(Figure data in JSON)

________

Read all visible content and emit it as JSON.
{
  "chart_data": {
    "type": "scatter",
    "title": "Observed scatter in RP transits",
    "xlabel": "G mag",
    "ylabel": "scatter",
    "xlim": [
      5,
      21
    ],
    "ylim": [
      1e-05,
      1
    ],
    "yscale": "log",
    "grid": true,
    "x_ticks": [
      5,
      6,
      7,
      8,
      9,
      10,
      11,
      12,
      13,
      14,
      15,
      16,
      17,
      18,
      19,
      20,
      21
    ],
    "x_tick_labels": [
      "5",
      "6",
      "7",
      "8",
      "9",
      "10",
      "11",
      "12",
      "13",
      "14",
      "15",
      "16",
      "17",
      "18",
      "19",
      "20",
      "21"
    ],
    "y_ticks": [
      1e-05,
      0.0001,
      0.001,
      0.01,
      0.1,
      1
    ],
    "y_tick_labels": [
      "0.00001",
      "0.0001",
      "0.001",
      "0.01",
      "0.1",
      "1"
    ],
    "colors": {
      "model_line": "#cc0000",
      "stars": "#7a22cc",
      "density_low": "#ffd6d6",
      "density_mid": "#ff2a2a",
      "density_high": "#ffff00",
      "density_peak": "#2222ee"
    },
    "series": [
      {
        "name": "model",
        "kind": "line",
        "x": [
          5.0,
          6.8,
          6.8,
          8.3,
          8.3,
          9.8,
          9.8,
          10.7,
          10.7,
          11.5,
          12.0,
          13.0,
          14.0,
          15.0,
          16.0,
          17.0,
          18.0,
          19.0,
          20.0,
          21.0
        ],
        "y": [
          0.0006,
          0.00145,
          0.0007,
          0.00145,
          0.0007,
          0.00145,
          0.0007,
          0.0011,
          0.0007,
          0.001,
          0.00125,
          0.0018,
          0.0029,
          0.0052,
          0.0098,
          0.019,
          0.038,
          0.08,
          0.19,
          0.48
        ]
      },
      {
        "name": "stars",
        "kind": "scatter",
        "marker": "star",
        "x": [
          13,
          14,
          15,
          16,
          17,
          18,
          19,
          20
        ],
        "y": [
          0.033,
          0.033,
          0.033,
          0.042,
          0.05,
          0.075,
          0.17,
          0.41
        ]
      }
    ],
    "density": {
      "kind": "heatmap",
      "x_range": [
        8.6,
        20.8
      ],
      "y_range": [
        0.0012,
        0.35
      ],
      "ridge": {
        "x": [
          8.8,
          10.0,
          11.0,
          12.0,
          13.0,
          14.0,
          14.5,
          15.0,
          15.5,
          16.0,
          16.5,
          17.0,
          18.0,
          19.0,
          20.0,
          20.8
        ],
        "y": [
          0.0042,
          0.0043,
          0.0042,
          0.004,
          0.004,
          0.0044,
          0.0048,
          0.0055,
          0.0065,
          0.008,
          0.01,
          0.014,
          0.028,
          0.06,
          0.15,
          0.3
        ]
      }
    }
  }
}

________

> _YOUR GOAL_
Restate the data above word for word, please.

> _PROBLEM SOLUTION_
Read all visible content and emit it as JSON.
{
  "chart_data": {
    "type": "scatter",
    "title": "Observed scatter in RP transits",
    "xlabel": "G mag",
    "ylabel": "scatter",
    "xlim": [
      5,
      21
    ],
    "ylim": [
      1e-05,
      1
    ],
    "yscale": "log",
    "grid": true,
    "x_ticks": [
      5,
      6,
      7,
      8,
      9,
      10,
      11,
      12,
      13,
      14,
      15,
      16,
      17,
      18,
      19,
      20,
      21
    ],
    "x_tick_labels": [
      "5",
      "6",
      "7",
      "8",
      "9",
      "10",
      "11",
      "12",
      "13",
      "14",
      "15",
      "16",
      "17",
      "18",
      "19",
      "20",
      "21"
    ],
    "y_ticks": [
      1e-05,
      0.0001,
      0.001,
      0.01,
      0.1,
      1
    ],
    "y_tick_labels": [
      "0.00001",
      "0.0001",
      "0.001",
      "0.01",
      "0.1",
      "1"
    ],
    "colors": {
      "model_line": "#cc0000",
      "stars": "#7a22cc",
      "density_low": "#ffd6d6",
      "density_mid": "#ff2a2a",
      "density_high": "#ffff00",
      "density_peak": "#2222ee"
    },
    "series": [
      {
        "name": "model",
        "kind": "line",
        "x": [
          5.0,
          6.8,
          6.8,
          8.3,
          8.3,
          9.8,
          9.8,
          10.7,
          10.7,
          11.5,
          12.0,
          13.0,
          14.0,
          15.0,
          16.0,
          17.0,
          18.0,
          19.0,
          20.0,
          21.0
        ],
        "y": [
          0.0006,
          0.00145,
          0.0007,
          0.00145,
          0.0007,
          0.00145,
          0.0007,
          0.0011,
          0.0007,
          0.001,
          0.00125,
          0.0018,
          0.0029,
          0.0052,
          0.0098,
          0.019,
          0.038,
          0.08,
          0.19,
          0.48
        ]
      },
      {
        "name": "stars",
        "kind": "scatter",
        "marker": "star",
        "x": [
          13,
          14,
          15,
          16,
          17,
          18,
          19,
          20
        ],
        "y": [
          0.033,
          0.033,
          0.033,
          0.042,
          0.05,
          0.075,
          0.17,
          0.41
        ]
      }
    ],
    "density": {
      "kind": "heatmap",
      "x_range": [
        8.6,
        20.8
      ],
      "y_range": [
        0.0012,
        0.35
      ],
      "ridge": {
        "x": [
          8.8,
          10.0,
          11.0,
          12.0,
          13.0,
          14.0,
          14.5,
          15.0,
          15.5,
          16.0,
          16.5,
          17.0,
          18.0,
          19.0,
          20.0,
          20.8
        ],
        "y": [
          0.0042,
          0.0043,
          0.0042,
          0.004,
          0.004,
          0.0044,
          0.0048,
          0.0055,
          0.0065,
          0.008,
          0.01,
          0.014,
          0.028,
          0.06,
          0.15,
          0.3
        ]
      }
    }
  }
}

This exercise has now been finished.